- WHAT YOU SHOULD DO: Print every entry exactly as written.

- SUPPLIED MATERIAL:

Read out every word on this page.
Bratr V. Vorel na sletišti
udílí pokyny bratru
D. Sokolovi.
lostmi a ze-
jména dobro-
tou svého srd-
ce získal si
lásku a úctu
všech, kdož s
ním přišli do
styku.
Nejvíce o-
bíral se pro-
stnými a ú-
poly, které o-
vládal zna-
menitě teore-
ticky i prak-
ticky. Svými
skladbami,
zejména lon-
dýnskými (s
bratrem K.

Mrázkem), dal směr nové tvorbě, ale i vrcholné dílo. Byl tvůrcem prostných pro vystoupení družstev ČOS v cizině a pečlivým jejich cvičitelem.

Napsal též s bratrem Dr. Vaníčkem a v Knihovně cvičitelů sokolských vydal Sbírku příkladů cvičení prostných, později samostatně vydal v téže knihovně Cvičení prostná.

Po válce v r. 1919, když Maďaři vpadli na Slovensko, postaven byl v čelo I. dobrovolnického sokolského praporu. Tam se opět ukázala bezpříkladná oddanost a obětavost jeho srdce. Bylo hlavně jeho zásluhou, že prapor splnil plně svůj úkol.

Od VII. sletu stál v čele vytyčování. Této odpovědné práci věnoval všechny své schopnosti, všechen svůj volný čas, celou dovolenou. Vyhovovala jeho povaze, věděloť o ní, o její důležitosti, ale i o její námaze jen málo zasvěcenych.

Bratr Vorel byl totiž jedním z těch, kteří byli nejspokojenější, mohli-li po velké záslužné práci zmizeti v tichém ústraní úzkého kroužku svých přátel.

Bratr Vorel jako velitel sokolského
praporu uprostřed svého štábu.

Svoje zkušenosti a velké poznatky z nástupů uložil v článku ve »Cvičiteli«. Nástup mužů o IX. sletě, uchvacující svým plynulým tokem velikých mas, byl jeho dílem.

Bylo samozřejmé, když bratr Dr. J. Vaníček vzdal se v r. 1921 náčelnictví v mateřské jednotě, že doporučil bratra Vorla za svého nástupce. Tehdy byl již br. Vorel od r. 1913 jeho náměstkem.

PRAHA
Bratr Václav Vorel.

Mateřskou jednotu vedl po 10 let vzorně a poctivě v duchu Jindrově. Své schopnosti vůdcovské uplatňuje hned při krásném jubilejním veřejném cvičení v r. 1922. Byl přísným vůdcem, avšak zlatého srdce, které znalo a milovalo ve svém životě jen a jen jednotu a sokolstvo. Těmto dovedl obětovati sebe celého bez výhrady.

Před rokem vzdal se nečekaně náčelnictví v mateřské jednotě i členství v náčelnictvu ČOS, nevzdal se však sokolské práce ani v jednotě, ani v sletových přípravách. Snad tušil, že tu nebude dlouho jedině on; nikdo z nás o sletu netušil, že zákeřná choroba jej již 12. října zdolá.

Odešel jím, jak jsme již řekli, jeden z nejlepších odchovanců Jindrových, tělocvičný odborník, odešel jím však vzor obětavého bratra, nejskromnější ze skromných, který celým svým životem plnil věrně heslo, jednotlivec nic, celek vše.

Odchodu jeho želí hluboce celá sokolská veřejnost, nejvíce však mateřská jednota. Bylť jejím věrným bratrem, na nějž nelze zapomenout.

- RESPONSE TO THE TASK:
Read out every word on this page.
Bratr V. Vorel na sletišti
udílí pokyny bratru
D. Sokolovi.
lostmi a ze-
jména dobro-
tou svého srd-
ce získal si
lásku a úctu
všech, kdož s
ním přišli do
styku.
Nejvíce o-
bíral se pro-
stnými a ú-
poly, které o-
vládal zna-
menitě teore-
ticky i prak-
ticky. Svými
skladbami,
zejména lon-
dýnskými (s
bratrem K.

Mrázkem), dal směr nové tvorbě, ale i vrcholné dílo. Byl tvůrcem prostných pro vystoupení družstev ČOS v cizině a pečlivým jejich cvičitelem.

Napsal též s bratrem Dr. Vaníčkem a v Knihovně cvičitelů sokolských vydal Sbírku příkladů cvičení prostných, později samostatně vydal v téže knihovně Cvičení prostná.

Po válce v r. 1919, když Maďaři vpadli na Slovensko, postaven byl v čelo I. dobrovolnického sokolského praporu. Tam se opět ukázala bezpříkladná oddanost a obětavost jeho srdce. Bylo hlavně jeho zásluhou, že prapor splnil plně svůj úkol.

Od VII. sletu stál v čele vytyčování. Této odpovědné práci věnoval všechny své schopnosti, všechen svůj volný čas, celou dovolenou. Vyhovovala jeho povaze, věděloť o ní, o její důležitosti, ale i o její námaze jen málo zasvěcenych.

Bratr Vorel byl totiž jedním z těch, kteří byli nejspokojenější, mohli-li po velké záslužné práci zmizeti v tichém ústraní úzkého kroužku svých přátel.

Bratr Vorel jako velitel sokolského
praporu uprostřed svého štábu.

Svoje zkušenosti a velké poznatky z nástupů uložil v článku ve »Cvičiteli«. Nástup mužů o IX. sletě, uchvacující svým plynulým tokem velikých mas, byl jeho dílem.

Bylo samozřejmé, když bratr Dr. J. Vaníček vzdal se v r. 1921 náčelnictví v mateřské jednotě, že doporučil bratra Vorla za svého nástupce. Tehdy byl již br. Vorel od r. 1913 jeho náměstkem.

PRAHA
Bratr Václav Vorel.

Mateřskou jednotu vedl po 10 let vzorně a poctivě v duchu Jindrově. Své schopnosti vůdcovské uplatňuje hned při krásném jubilejním veřejném cvičení v r. 1922. Byl přísným vůdcem, avšak zlatého srdce, které znalo a milovalo ve svém životě jen a jen jednotu a sokolstvo. Těmto dovedl obětovati sebe celého bez výhrady.

Před rokem vzdal se nečekaně náčelnictví v mateřské jednotě i členství v náčelnictvu ČOS, nevzdal se však sokolské práce ani v jednotě, ani v sletových přípravách. Snad tušil, že tu nebude dlouho jedině on; nikdo z nás o sletu netušil, že zákeřná choroba jej již 12. října zdolá.

Odešel jím, jak jsme již řekli, jeden z nejlepších odchovanců Jindrových, tělocvičný odborník, odešel jím však vzor obětavého bratra, nejskromnější ze skromných, který celým svým životem plnil věrně heslo, jednotlivec nic, celek vše.

Odchodu jeho želí hluboce celá sokolská veřejnost, nejvíce však mateřská jednota. Bylť jejím věrným bratrem, na nějž nelze zapomenout.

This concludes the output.